§ Exercise details: Records follow. Select each line holding "major".

Rows from a dataset:
================================

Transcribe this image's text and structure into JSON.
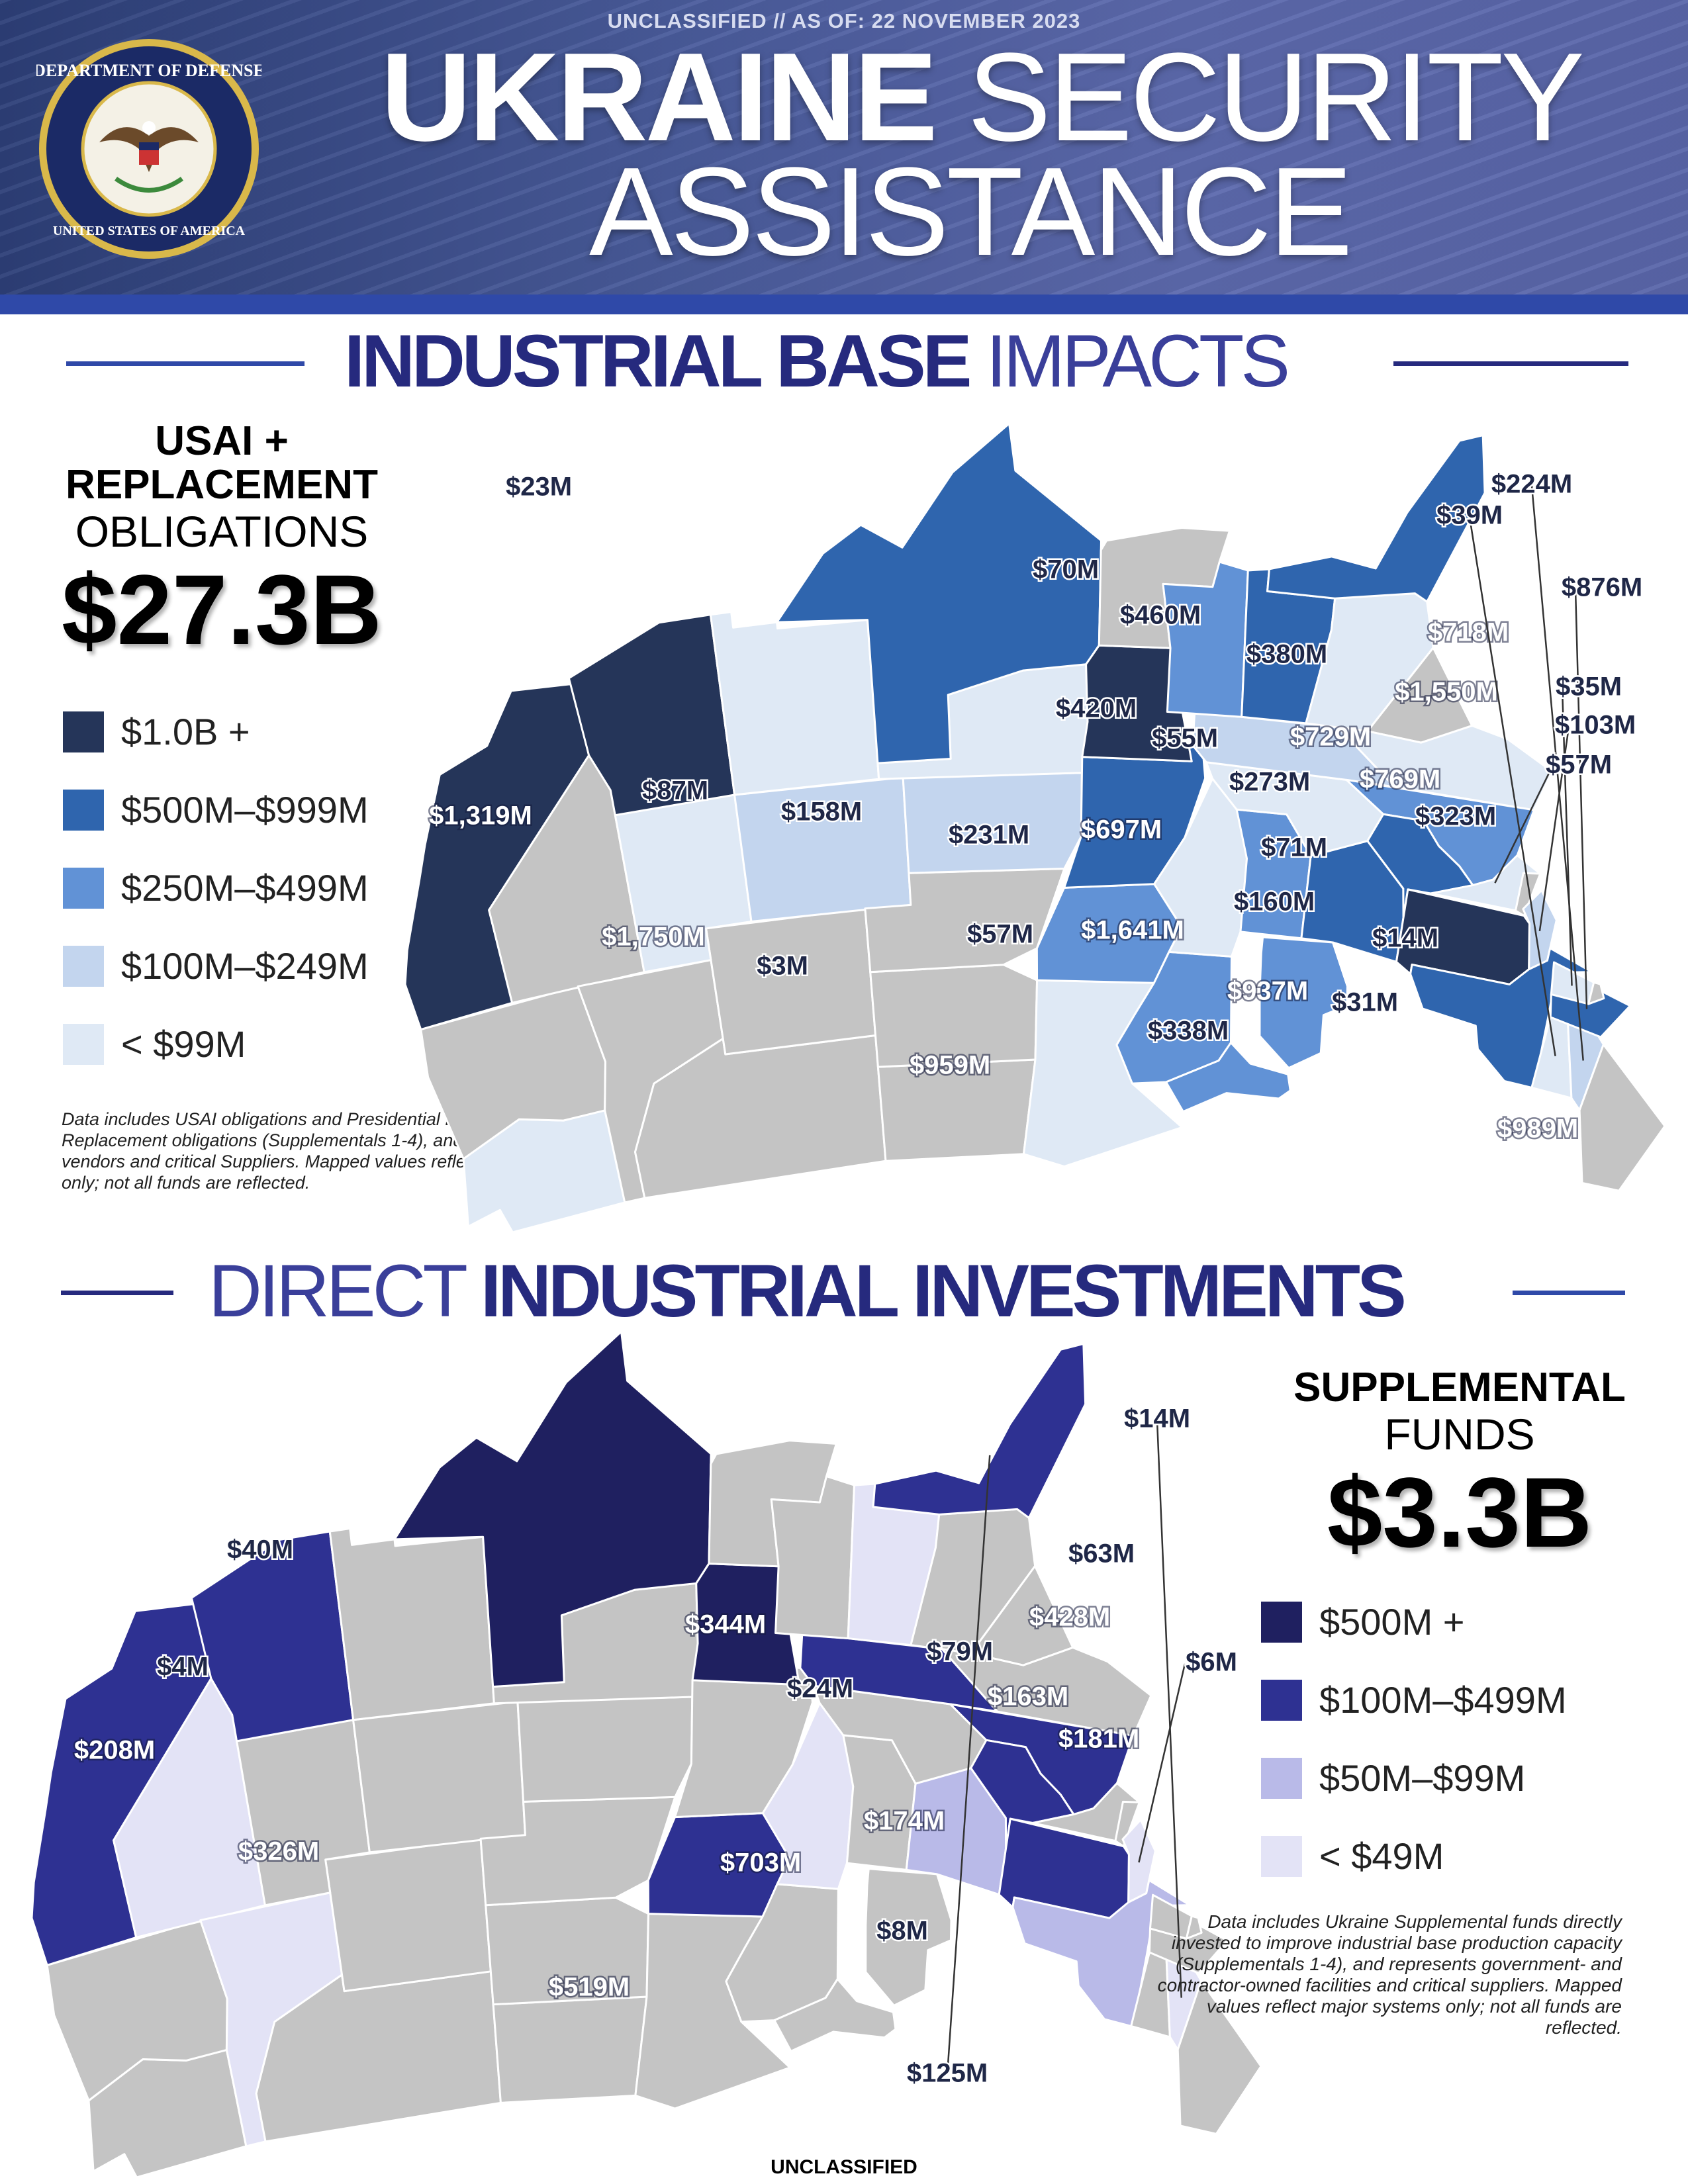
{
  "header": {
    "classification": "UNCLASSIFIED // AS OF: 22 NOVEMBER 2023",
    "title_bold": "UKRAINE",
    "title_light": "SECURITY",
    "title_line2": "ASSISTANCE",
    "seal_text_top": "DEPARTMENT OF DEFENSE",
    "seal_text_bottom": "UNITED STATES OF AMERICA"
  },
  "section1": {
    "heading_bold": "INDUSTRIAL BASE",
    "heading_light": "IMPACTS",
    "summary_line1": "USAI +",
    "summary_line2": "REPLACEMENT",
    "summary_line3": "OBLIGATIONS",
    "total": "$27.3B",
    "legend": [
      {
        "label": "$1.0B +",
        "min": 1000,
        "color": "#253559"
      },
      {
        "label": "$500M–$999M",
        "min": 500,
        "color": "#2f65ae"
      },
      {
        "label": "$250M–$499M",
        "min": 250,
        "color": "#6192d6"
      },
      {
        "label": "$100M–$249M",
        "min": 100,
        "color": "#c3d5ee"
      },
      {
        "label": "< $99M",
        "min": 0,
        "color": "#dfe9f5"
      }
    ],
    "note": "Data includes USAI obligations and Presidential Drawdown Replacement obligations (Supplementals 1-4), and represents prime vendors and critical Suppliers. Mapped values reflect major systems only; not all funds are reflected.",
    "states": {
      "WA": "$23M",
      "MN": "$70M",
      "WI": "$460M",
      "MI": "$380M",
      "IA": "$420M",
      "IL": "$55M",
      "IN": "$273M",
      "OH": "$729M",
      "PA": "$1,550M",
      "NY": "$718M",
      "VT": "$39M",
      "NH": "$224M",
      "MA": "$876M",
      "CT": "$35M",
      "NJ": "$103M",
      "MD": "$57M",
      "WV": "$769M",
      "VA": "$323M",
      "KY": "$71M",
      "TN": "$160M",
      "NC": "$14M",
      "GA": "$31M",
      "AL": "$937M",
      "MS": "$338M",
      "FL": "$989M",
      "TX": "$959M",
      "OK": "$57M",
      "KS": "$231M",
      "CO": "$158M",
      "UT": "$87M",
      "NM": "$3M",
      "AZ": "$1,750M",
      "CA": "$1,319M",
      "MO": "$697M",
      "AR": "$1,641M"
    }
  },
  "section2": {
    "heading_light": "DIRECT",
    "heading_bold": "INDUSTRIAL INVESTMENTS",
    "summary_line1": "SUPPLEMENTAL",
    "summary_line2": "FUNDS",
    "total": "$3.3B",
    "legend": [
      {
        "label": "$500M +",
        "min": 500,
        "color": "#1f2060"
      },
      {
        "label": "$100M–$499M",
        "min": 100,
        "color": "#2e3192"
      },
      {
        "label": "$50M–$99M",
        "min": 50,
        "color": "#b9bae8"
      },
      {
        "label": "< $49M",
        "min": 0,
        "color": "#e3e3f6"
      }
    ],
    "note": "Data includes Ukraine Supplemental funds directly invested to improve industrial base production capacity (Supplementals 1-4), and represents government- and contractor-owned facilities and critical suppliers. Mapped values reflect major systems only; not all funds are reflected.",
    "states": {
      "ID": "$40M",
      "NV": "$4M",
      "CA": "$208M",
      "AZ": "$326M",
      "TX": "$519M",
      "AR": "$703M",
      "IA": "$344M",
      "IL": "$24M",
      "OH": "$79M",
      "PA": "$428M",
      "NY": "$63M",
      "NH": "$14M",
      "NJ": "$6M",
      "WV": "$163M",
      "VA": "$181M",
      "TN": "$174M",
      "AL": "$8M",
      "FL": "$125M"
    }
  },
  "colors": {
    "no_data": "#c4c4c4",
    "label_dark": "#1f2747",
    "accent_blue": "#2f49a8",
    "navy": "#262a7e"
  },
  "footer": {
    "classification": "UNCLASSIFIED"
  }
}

================================

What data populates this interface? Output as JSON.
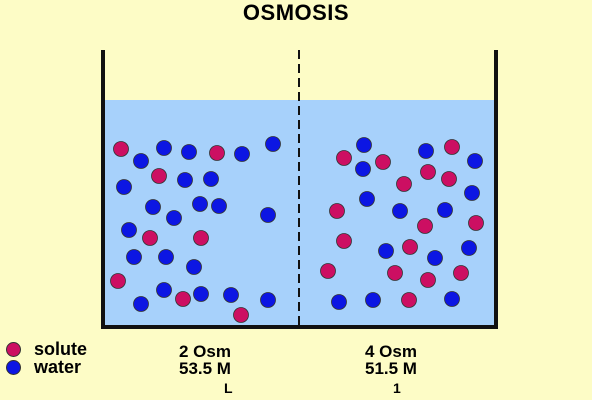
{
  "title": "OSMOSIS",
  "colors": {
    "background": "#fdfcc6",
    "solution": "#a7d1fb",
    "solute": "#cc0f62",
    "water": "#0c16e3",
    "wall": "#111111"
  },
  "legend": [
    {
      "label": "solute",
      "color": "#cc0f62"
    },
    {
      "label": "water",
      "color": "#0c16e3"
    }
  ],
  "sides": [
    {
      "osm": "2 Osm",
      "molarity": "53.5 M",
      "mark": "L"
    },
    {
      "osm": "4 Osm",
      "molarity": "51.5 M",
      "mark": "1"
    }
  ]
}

================================

§ Completed exercise:
    "note": "Data includes USAI obligations and Presidential Drawdown Replacement obligations (Supplementals 1-4), and represents prime vendors and critical Suppliers. Mapped values reflect major systems only; not all funds are reflected.",
    "note": "Data includes Ukraine Supplemental funds directly invested to improve industrial base production capacity (Supplementals 1-4), and represents government- and contractor-owned facilities and critical suppliers. Mapped values reflect major systems only; not all funds are reflected.",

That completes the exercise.